Copy every line in the records below that contains the word "Covert".

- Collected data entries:
Start

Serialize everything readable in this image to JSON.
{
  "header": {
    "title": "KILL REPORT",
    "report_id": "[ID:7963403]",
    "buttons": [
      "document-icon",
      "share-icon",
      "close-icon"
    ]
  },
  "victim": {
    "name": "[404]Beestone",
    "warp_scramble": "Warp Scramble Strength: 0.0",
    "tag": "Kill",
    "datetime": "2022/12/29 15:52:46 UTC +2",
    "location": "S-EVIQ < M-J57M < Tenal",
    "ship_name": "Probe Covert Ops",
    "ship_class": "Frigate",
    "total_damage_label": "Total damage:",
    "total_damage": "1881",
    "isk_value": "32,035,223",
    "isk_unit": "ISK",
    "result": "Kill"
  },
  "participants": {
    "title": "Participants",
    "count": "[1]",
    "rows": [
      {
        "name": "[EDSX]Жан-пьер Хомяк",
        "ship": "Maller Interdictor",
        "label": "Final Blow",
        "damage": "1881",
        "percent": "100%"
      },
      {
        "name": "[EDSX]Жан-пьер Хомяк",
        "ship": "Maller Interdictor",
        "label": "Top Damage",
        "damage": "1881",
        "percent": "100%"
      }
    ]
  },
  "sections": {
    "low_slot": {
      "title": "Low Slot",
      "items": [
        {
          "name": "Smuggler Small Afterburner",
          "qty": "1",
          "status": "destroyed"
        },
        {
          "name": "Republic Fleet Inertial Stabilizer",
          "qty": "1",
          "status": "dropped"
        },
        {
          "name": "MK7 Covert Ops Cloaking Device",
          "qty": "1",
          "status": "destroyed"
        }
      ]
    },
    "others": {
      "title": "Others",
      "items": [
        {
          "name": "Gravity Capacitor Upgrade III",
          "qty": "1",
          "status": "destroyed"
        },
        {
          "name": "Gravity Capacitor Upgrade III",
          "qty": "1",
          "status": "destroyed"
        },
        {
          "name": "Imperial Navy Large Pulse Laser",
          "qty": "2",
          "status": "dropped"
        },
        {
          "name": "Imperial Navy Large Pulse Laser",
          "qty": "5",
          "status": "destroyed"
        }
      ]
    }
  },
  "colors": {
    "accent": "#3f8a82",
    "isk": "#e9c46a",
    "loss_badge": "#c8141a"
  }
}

End

- The response:
    "ship_name": "Probe Covert Ops",
          "name": "MK7 Covert Ops Cloaking Device",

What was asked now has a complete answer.